— BEGIN DATASET EXCERPTS —

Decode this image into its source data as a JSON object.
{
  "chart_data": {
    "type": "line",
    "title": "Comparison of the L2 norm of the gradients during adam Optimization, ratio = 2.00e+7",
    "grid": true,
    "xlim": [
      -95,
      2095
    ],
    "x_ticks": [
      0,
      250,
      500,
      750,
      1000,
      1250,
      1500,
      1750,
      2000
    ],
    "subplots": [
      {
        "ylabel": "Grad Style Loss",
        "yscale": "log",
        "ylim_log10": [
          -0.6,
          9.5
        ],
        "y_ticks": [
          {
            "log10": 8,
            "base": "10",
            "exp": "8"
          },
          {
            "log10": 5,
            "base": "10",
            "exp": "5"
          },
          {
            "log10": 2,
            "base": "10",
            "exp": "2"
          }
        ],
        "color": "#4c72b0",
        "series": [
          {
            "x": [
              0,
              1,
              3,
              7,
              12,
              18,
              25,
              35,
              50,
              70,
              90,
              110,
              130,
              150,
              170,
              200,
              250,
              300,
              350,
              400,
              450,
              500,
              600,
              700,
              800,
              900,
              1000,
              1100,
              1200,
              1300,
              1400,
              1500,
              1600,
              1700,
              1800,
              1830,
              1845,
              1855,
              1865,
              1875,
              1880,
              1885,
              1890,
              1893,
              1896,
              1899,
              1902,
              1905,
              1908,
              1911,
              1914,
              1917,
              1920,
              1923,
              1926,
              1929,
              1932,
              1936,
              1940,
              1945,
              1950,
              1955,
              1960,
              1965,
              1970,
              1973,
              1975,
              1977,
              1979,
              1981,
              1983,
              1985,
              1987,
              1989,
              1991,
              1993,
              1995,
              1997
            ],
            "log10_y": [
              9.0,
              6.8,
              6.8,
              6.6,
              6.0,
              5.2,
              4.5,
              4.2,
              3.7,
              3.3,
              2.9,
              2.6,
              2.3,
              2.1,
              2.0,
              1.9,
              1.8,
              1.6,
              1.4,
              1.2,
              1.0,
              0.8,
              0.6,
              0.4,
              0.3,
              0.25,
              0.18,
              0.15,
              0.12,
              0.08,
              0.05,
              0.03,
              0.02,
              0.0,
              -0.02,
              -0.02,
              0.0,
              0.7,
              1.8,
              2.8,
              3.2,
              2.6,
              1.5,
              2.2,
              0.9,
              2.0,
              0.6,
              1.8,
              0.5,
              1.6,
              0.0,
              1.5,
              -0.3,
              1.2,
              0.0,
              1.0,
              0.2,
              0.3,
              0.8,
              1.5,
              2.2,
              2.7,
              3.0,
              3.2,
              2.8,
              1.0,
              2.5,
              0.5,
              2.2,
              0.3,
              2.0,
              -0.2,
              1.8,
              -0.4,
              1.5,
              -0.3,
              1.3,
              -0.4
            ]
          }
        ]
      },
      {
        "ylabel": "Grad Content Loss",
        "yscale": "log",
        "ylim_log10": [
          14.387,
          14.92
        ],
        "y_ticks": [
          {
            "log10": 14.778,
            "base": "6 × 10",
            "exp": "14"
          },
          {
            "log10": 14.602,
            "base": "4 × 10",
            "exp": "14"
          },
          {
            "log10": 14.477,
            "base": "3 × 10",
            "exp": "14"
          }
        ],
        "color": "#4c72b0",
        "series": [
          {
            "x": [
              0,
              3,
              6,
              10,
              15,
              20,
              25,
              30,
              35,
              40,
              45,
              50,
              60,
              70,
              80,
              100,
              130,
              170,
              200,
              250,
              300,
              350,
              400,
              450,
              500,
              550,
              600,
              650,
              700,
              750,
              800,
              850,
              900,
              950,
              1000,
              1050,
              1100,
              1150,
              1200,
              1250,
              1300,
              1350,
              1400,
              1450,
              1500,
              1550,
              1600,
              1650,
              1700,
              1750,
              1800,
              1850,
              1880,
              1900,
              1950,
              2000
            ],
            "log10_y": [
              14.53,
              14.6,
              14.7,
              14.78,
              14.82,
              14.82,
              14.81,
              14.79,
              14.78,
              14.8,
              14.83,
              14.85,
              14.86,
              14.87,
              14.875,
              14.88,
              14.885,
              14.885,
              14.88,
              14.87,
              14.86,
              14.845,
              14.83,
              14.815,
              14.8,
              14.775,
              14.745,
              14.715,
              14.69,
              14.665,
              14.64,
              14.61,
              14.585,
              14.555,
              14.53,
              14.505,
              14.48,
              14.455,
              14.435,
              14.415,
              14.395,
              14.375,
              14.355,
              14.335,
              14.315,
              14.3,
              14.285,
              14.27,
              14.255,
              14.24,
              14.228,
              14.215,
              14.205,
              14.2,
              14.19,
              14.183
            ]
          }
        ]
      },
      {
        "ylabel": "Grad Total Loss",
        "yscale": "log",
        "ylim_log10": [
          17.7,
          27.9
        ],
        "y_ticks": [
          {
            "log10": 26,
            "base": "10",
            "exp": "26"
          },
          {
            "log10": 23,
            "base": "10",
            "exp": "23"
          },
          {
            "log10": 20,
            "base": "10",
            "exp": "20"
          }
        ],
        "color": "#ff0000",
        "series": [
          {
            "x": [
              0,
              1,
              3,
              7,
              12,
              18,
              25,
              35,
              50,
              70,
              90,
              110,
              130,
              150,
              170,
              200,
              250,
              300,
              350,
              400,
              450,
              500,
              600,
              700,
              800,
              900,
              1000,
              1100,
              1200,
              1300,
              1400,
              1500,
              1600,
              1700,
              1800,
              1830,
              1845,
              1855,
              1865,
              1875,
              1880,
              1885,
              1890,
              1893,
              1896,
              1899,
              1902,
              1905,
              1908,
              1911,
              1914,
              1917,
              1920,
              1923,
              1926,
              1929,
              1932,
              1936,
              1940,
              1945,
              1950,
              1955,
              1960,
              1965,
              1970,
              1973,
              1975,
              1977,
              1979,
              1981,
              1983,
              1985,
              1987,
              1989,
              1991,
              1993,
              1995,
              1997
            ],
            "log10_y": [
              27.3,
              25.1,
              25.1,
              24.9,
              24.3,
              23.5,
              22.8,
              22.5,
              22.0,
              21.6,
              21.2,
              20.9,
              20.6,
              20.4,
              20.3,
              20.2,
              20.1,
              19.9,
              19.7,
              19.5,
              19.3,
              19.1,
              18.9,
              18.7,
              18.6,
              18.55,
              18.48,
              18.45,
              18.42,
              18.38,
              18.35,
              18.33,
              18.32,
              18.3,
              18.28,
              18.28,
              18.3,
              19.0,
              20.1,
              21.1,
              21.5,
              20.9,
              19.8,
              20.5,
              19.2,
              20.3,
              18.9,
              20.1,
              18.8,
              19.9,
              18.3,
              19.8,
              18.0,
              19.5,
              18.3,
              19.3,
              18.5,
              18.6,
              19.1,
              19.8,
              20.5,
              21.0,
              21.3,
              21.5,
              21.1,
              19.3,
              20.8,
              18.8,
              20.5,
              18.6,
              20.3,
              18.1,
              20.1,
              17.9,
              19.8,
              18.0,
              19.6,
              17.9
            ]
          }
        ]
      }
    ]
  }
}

— END DATASET EXCERPTS —

Exact output of every entry is required.

Decode this image into its source data as a JSON object.
{
  "chart_data": {
    "type": "line",
    "title": "Comparison of the L2 norm of the gradients during adam Optimization, ratio = 2.00e+7",
    "grid": true,
    "xlim": [
      -95,
      2095
    ],
    "x_ticks": [
      0,
      250,
      500,
      750,
      1000,
      1250,
      1500,
      1750,
      2000
    ],
    "subplots": [
      {
        "ylabel": "Grad Style Loss",
        "yscale": "log",
        "ylim_log10": [
          -0.6,
          9.5
        ],
        "y_ticks": [
          {
            "log10": 8,
            "base": "10",
            "exp": "8"
          },
          {
            "log10": 5,
            "base": "10",
            "exp": "5"
          },
          {
            "log10": 2,
            "base": "10",
            "exp": "2"
          }
        ],
        "color": "#4c72b0",
        "series": [
          {
            "x": [
              0,
              1,
              3,
              7,
              12,
              18,
              25,
              35,
              50,
              70,
              90,
              110,
              130,
              150,
              170,
              200,
              250,
              300,
              350,
              400,
              450,
              500,
              600,
              700,
              800,
              900,
              1000,
              1100,
              1200,
              1300,
              1400,
              1500,
              1600,
              1700,
              1800,
              1830,
              1845,
              1855,
              1865,
              1875,
              1880,
              1885,
              1890,
              1893,
              1896,
              1899,
              1902,
              1905,
              1908,
              1911,
              1914,
              1917,
              1920,
              1923,
              1926,
              1929,
              1932,
              1936,
              1940,
              1945,
              1950,
              1955,
              1960,
              1965,
              1970,
              1973,
              1975,
              1977,
              1979,
              1981,
              1983,
              1985,
              1987,
              1989,
              1991,
              1993,
              1995,
              1997
            ],
            "log10_y": [
              9.0,
              6.8,
              6.8,
              6.6,
              6.0,
              5.2,
              4.5,
              4.2,
              3.7,
              3.3,
              2.9,
              2.6,
              2.3,
              2.1,
              2.0,
              1.9,
              1.8,
              1.6,
              1.4,
              1.2,
              1.0,
              0.8,
              0.6,
              0.4,
              0.3,
              0.25,
              0.18,
              0.15,
              0.12,
              0.08,
              0.05,
              0.03,
              0.02,
              0.0,
              -0.02,
              -0.02,
              0.0,
              0.7,
              1.8,
              2.8,
              3.2,
              2.6,
              1.5,
              2.2,
              0.9,
              2.0,
              0.6,
              1.8,
              0.5,
              1.6,
              0.0,
              1.5,
              -0.3,
              1.2,
              0.0,
              1.0,
              0.2,
              0.3,
              0.8,
              1.5,
              2.2,
              2.7,
              3.0,
              3.2,
              2.8,
              1.0,
              2.5,
              0.5,
              2.2,
              0.3,
              2.0,
              -0.2,
              1.8,
              -0.4,
              1.5,
              -0.3,
              1.3,
              -0.4
            ]
          }
        ]
      },
      {
        "ylabel": "Grad Content Loss",
        "yscale": "log",
        "ylim_log10": [
          14.387,
          14.92
        ],
        "y_ticks": [
          {
            "log10": 14.778,
            "base": "6 × 10",
            "exp": "14"
          },
          {
            "log10": 14.602,
            "base": "4 × 10",
            "exp": "14"
          },
          {
            "log10": 14.477,
            "base": "3 × 10",
            "exp": "14"
          }
        ],
        "color": "#4c72b0",
        "series": [
          {
            "x": [
              0,
              3,
              6,
              10,
              15,
              20,
              25,
              30,
              35,
              40,
              45,
              50,
              60,
              70,
              80,
              100,
              130,
              170,
              200,
              250,
              300,
              350,
              400,
              450,
              500,
              550,
              600,
              650,
              700,
              750,
              800,
              850,
              900,
              950,
              1000,
              1050,
              1100,
              1150,
              1200,
              1250,
              1300,
              1350,
              1400,
              1450,
              1500,
              1550,
              1600,
              1650,
              1700,
              1750,
              1800,
              1850,
              1880,
              1900,
              1950,
              2000
            ],
            "log10_y": [
              14.53,
              14.6,
              14.7,
              14.78,
              14.82,
              14.82,
              14.81,
              14.79,
              14.78,
              14.8,
              14.83,
              14.85,
              14.86,
              14.87,
              14.875,
              14.88,
              14.885,
              14.885,
              14.88,
              14.87,
              14.86,
              14.845,
              14.83,
              14.815,
              14.8,
              14.775,
              14.745,
              14.715,
              14.69,
              14.665,
              14.64,
              14.61,
              14.585,
              14.555,
              14.53,
              14.505,
              14.48,
              14.455,
              14.435,
              14.415,
              14.395,
              14.375,
              14.355,
              14.335,
              14.315,
              14.3,
              14.285,
              14.27,
              14.255,
              14.24,
              14.228,
              14.215,
              14.205,
              14.2,
              14.19,
              14.183
            ]
          }
        ]
      },
      {
        "ylabel": "Grad Total Loss",
        "yscale": "log",
        "ylim_log10": [
          17.7,
          27.9
        ],
        "y_ticks": [
          {
            "log10": 26,
            "base": "10",
            "exp": "26"
          },
          {
            "log10": 23,
            "base": "10",
            "exp": "23"
          },
          {
            "log10": 20,
            "base": "10",
            "exp": "20"
          }
        ],
        "color": "#ff0000",
        "series": [
          {
            "x": [
              0,
              1,
              3,
              7,
              12,
              18,
              25,
              35,
              50,
              70,
              90,
              110,
              130,
              150,
              170,
              200,
              250,
              300,
              350,
              400,
              450,
              500,
              600,
              700,
              800,
              900,
              1000,
              1100,
              1200,
              1300,
              1400,
              1500,
              1600,
              1700,
              1800,
              1830,
              1845,
              1855,
              1865,
              1875,
              1880,
              1885,
              1890,
              1893,
              1896,
              1899,
              1902,
              1905,
              1908,
              1911,
              1914,
              1917,
              1920,
              1923,
              1926,
              1929,
              1932,
              1936,
              1940,
              1945,
              1950,
              1955,
              1960,
              1965,
              1970,
              1973,
              1975,
              1977,
              1979,
              1981,
              1983,
              1985,
              1987,
              1989,
              1991,
              1993,
              1995,
              1997
            ],
            "log10_y": [
              27.3,
              25.1,
              25.1,
              24.9,
              24.3,
              23.5,
              22.8,
              22.5,
              22.0,
              21.6,
              21.2,
              20.9,
              20.6,
              20.4,
              20.3,
              20.2,
              20.1,
              19.9,
              19.7,
              19.5,
              19.3,
              19.1,
              18.9,
              18.7,
              18.6,
              18.55,
              18.48,
              18.45,
              18.42,
              18.38,
              18.35,
              18.33,
              18.32,
              18.3,
              18.28,
              18.28,
              18.3,
              19.0,
              20.1,
              21.1,
              21.5,
              20.9,
              19.8,
              20.5,
              19.2,
              20.3,
              18.9,
              20.1,
              18.8,
              19.9,
              18.3,
              19.8,
              18.0,
              19.5,
              18.3,
              19.3,
              18.5,
              18.6,
              19.1,
              19.8,
              20.5,
              21.0,
              21.3,
              21.5,
              21.1,
              19.3,
              20.8,
              18.8,
              20.5,
              18.6,
              20.3,
              18.1,
              20.1,
              17.9,
              19.8,
              18.0,
              19.6,
              17.9
            ]
          }
        ]
      }
    ]
  }
}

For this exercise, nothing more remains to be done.